Reproduce every entry exactly, without alteration.

→ Raw records
--- Start ---
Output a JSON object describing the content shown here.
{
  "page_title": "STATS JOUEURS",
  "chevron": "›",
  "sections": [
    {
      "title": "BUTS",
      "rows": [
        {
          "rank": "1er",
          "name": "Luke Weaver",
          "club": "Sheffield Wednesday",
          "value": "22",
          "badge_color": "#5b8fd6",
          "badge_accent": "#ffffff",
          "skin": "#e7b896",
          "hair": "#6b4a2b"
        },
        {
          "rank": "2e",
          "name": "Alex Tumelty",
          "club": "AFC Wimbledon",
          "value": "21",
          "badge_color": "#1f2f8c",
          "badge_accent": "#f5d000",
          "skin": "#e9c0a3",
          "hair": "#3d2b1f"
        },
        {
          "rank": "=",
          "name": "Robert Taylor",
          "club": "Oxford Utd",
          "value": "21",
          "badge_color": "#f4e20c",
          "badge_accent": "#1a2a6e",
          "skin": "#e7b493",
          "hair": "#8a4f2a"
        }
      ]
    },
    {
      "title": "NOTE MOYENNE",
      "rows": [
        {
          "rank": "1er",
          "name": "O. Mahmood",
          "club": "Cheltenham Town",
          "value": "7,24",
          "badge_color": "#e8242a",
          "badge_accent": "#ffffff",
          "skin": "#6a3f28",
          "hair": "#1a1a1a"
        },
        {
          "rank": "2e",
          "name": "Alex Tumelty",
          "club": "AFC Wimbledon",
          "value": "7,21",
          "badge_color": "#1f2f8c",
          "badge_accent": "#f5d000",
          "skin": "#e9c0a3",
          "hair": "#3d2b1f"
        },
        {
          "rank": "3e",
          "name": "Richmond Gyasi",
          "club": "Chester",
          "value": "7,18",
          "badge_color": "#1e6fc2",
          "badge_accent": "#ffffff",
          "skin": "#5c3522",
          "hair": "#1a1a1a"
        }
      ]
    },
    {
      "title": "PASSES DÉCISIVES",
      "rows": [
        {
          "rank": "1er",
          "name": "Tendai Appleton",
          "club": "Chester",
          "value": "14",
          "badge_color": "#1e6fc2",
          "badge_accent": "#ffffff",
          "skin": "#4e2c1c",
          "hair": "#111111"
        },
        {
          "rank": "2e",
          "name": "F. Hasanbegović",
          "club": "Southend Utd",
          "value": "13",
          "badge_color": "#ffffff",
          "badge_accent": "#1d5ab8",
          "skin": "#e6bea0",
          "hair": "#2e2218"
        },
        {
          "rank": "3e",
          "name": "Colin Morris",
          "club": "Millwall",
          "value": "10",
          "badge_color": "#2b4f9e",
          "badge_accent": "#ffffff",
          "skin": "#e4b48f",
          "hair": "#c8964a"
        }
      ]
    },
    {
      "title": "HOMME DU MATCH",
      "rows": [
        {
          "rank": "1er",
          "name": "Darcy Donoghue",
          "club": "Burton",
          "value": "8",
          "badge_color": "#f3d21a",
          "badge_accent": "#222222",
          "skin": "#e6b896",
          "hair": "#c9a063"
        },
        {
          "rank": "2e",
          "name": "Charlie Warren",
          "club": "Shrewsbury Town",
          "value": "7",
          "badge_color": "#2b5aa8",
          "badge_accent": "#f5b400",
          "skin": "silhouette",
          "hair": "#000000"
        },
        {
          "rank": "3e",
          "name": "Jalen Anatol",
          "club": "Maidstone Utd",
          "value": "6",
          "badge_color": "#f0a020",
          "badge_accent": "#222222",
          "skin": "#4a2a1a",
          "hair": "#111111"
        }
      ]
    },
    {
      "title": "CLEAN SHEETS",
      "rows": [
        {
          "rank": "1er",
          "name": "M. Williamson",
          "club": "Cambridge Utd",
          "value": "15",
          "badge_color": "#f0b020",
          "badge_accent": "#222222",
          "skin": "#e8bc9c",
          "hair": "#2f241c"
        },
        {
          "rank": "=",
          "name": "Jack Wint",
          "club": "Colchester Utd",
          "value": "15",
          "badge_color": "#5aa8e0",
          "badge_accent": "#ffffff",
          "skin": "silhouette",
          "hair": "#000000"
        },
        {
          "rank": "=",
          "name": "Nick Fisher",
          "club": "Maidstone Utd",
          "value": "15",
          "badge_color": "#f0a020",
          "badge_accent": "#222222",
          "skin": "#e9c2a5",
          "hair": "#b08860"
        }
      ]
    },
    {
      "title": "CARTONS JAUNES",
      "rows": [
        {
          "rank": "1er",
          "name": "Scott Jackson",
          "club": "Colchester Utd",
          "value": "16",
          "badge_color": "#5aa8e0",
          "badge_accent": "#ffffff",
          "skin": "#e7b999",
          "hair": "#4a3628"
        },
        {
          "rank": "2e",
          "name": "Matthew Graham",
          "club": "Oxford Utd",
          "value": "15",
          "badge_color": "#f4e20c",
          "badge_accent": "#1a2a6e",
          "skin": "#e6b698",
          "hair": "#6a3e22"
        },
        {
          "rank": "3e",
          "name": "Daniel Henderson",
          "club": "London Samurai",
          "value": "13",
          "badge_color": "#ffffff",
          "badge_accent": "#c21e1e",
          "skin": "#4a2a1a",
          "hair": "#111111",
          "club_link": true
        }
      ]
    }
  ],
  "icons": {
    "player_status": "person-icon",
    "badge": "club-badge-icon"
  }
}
--- End ---
→ Task output
Output a JSON object describing the content shown here.
{
  "page_title": "STATS JOUEURS",
  "chevron": "›",
  "sections": [
    {
      "title": "BUTS",
      "rows": [
        {
          "rank": "1er",
          "name": "Luke Weaver",
          "club": "Sheffield Wednesday",
          "value": "22",
          "badge_color": "#5b8fd6",
          "badge_accent": "#ffffff",
          "skin": "#e7b896",
          "hair": "#6b4a2b"
        },
        {
          "rank": "2e",
          "name": "Alex Tumelty",
          "club": "AFC Wimbledon",
          "value": "21",
          "badge_color": "#1f2f8c",
          "badge_accent": "#f5d000",
          "skin": "#e9c0a3",
          "hair": "#3d2b1f"
        },
        {
          "rank": "=",
          "name": "Robert Taylor",
          "club": "Oxford Utd",
          "value": "21",
          "badge_color": "#f4e20c",
          "badge_accent": "#1a2a6e",
          "skin": "#e7b493",
          "hair": "#8a4f2a"
        }
      ]
    },
    {
      "title": "NOTE MOYENNE",
      "rows": [
        {
          "rank": "1er",
          "name": "O. Mahmood",
          "club": "Cheltenham Town",
          "value": "7,24",
          "badge_color": "#e8242a",
          "badge_accent": "#ffffff",
          "skin": "#6a3f28",
          "hair": "#1a1a1a"
        },
        {
          "rank": "2e",
          "name": "Alex Tumelty",
          "club": "AFC Wimbledon",
          "value": "7,21",
          "badge_color": "#1f2f8c",
          "badge_accent": "#f5d000",
          "skin": "#e9c0a3",
          "hair": "#3d2b1f"
        },
        {
          "rank": "3e",
          "name": "Richmond Gyasi",
          "club": "Chester",
          "value": "7,18",
          "badge_color": "#1e6fc2",
          "badge_accent": "#ffffff",
          "skin": "#5c3522",
          "hair": "#1a1a1a"
        }
      ]
    },
    {
      "title": "PASSES DÉCISIVES",
      "rows": [
        {
          "rank": "1er",
          "name": "Tendai Appleton",
          "club": "Chester",
          "value": "14",
          "badge_color": "#1e6fc2",
          "badge_accent": "#ffffff",
          "skin": "#4e2c1c",
          "hair": "#111111"
        },
        {
          "rank": "2e",
          "name": "F. Hasanbegović",
          "club": "Southend Utd",
          "value": "13",
          "badge_color": "#ffffff",
          "badge_accent": "#1d5ab8",
          "skin": "#e6bea0",
          "hair": "#2e2218"
        },
        {
          "rank": "3e",
          "name": "Colin Morris",
          "club": "Millwall",
          "value": "10",
          "badge_color": "#2b4f9e",
          "badge_accent": "#ffffff",
          "skin": "#e4b48f",
          "hair": "#c8964a"
        }
      ]
    },
    {
      "title": "HOMME DU MATCH",
      "rows": [
        {
          "rank": "1er",
          "name": "Darcy Donoghue",
          "club": "Burton",
          "value": "8",
          "badge_color": "#f3d21a",
          "badge_accent": "#222222",
          "skin": "#e6b896",
          "hair": "#c9a063"
        },
        {
          "rank": "2e",
          "name": "Charlie Warren",
          "club": "Shrewsbury Town",
          "value": "7",
          "badge_color": "#2b5aa8",
          "badge_accent": "#f5b400",
          "skin": "silhouette",
          "hair": "#000000"
        },
        {
          "rank": "3e",
          "name": "Jalen Anatol",
          "club": "Maidstone Utd",
          "value": "6",
          "badge_color": "#f0a020",
          "badge_accent": "#222222",
          "skin": "#4a2a1a",
          "hair": "#111111"
        }
      ]
    },
    {
      "title": "CLEAN SHEETS",
      "rows": [
        {
          "rank": "1er",
          "name": "M. Williamson",
          "club": "Cambridge Utd",
          "value": "15",
          "badge_color": "#f0b020",
          "badge_accent": "#222222",
          "skin": "#e8bc9c",
          "hair": "#2f241c"
        },
        {
          "rank": "=",
          "name": "Jack Wint",
          "club": "Colchester Utd",
          "value": "15",
          "badge_color": "#5aa8e0",
          "badge_accent": "#ffffff",
          "skin": "silhouette",
          "hair": "#000000"
        },
        {
          "rank": "=",
          "name": "Nick Fisher",
          "club": "Maidstone Utd",
          "value": "15",
          "badge_color": "#f0a020",
          "badge_accent": "#222222",
          "skin": "#e9c2a5",
          "hair": "#b08860"
        }
      ]
    },
    {
      "title": "CARTONS JAUNES",
      "rows": [
        {
          "rank": "1er",
          "name": "Scott Jackson",
          "club": "Colchester Utd",
          "value": "16",
          "badge_color": "#5aa8e0",
          "badge_accent": "#ffffff",
          "skin": "#e7b999",
          "hair": "#4a3628"
        },
        {
          "rank": "2e",
          "name": "Matthew Graham",
          "club": "Oxford Utd",
          "value": "15",
          "badge_color": "#f4e20c",
          "badge_accent": "#1a2a6e",
          "skin": "#e6b698",
          "hair": "#6a3e22"
        },
        {
          "rank": "3e",
          "name": "Daniel Henderson",
          "club": "London Samurai",
          "value": "13",
          "badge_color": "#ffffff",
          "badge_accent": "#c21e1e",
          "skin": "#4a2a1a",
          "hair": "#111111",
          "club_link": true
        }
      ]
    }
  ],
  "icons": {
    "player_status": "person-icon",
    "badge": "club-badge-icon"
  }
}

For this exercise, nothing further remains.